SOURCE DATA:
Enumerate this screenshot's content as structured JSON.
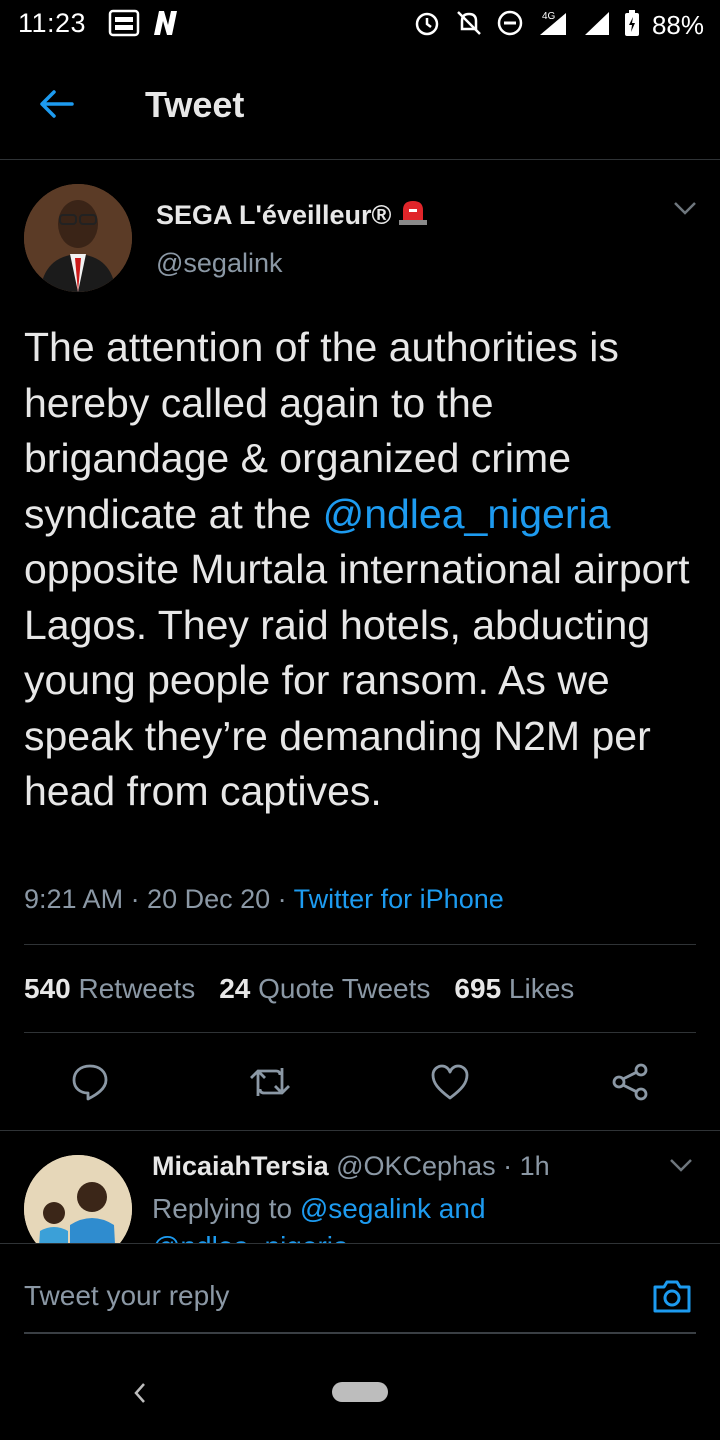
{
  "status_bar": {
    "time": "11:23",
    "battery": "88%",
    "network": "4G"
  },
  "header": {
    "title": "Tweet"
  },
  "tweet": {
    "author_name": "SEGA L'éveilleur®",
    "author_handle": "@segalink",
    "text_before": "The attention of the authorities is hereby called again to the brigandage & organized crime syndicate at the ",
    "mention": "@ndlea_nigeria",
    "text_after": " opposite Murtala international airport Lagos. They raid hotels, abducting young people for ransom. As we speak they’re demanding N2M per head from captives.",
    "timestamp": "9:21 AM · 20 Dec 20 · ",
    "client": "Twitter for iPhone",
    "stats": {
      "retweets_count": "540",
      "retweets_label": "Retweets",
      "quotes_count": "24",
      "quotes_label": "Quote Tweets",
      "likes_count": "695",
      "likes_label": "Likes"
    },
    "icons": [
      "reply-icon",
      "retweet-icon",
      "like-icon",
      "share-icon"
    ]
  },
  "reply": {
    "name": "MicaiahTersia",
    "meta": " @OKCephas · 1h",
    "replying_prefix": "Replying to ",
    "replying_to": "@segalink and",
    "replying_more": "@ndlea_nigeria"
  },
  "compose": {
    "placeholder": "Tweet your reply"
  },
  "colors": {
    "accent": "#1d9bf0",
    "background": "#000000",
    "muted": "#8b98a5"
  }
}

--

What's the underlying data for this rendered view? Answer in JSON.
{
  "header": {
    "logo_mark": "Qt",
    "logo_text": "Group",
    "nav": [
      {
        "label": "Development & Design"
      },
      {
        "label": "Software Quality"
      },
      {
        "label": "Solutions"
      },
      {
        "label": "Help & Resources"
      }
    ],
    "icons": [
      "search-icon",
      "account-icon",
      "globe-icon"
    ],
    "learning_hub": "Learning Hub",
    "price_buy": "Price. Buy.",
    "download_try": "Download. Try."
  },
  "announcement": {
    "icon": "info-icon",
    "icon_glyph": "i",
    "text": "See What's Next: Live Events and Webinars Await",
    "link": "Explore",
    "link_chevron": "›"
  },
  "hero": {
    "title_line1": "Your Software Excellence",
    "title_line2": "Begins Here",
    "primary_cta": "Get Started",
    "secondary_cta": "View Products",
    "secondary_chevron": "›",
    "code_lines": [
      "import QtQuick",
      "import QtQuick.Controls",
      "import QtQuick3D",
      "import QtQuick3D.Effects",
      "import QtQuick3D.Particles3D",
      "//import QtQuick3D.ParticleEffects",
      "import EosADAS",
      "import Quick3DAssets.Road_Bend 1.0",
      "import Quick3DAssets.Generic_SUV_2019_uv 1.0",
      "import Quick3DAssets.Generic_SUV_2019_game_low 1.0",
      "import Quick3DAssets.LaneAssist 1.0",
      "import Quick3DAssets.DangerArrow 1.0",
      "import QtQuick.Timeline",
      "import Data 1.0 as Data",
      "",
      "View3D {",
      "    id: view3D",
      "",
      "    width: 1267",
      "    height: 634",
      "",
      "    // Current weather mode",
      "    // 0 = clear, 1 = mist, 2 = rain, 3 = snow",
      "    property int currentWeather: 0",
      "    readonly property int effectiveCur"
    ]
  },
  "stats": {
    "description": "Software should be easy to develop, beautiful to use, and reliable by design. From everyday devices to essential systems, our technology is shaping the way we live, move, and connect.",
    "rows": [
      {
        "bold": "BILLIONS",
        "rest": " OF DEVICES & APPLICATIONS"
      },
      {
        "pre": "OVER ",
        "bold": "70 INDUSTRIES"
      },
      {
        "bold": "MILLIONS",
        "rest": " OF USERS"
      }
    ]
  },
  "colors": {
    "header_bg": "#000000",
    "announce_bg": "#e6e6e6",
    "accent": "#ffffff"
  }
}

--

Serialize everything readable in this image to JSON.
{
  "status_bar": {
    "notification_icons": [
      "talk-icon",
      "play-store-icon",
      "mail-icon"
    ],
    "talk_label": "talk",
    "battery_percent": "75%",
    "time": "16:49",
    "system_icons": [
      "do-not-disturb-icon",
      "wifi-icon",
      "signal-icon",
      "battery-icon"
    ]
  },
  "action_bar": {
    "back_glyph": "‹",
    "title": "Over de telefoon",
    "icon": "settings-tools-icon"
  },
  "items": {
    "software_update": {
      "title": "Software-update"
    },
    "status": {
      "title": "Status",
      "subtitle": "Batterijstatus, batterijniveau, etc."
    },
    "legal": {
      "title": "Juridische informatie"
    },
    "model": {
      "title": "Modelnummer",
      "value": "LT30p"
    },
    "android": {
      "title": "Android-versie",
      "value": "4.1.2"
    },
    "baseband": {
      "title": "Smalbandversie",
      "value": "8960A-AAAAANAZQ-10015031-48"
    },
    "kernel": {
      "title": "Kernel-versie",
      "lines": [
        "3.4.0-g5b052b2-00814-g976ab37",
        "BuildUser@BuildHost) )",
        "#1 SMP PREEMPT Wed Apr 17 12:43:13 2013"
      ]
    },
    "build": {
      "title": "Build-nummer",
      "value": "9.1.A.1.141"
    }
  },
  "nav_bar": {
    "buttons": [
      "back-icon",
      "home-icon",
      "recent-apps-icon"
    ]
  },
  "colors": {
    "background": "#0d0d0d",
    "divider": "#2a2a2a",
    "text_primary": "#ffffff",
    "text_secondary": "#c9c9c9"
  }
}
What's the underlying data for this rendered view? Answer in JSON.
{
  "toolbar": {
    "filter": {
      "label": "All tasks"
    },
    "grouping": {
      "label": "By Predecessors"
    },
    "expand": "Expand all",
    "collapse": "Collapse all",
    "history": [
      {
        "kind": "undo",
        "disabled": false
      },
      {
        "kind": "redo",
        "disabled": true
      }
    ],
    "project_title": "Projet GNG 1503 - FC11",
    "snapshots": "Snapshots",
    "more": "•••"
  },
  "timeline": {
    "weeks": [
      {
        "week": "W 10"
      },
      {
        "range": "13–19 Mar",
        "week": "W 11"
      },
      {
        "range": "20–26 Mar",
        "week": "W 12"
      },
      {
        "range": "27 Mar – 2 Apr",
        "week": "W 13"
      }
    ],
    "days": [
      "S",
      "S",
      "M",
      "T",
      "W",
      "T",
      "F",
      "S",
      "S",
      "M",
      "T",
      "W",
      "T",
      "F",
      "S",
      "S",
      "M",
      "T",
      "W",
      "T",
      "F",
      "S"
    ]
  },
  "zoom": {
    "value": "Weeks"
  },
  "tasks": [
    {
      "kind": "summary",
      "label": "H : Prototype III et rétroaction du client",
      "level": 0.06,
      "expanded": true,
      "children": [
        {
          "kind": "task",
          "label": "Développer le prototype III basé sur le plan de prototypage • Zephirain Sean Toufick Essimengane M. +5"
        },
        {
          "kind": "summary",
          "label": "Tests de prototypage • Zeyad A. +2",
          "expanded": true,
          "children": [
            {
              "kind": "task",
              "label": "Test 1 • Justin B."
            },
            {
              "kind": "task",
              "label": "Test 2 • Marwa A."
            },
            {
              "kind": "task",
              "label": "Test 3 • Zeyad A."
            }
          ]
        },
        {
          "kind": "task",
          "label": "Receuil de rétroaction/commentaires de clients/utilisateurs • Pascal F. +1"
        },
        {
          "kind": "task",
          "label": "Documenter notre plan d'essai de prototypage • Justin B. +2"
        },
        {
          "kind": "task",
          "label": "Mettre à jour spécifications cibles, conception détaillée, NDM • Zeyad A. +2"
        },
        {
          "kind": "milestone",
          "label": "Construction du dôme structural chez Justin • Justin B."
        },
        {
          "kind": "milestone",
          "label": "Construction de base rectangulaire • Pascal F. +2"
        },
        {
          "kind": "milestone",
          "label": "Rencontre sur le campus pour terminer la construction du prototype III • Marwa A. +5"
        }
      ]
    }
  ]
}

WHAT THE EXERCISE ASKS: How many lines in the records above hold the word "bold"? Give only the number.

RIGHT ANSWER: 3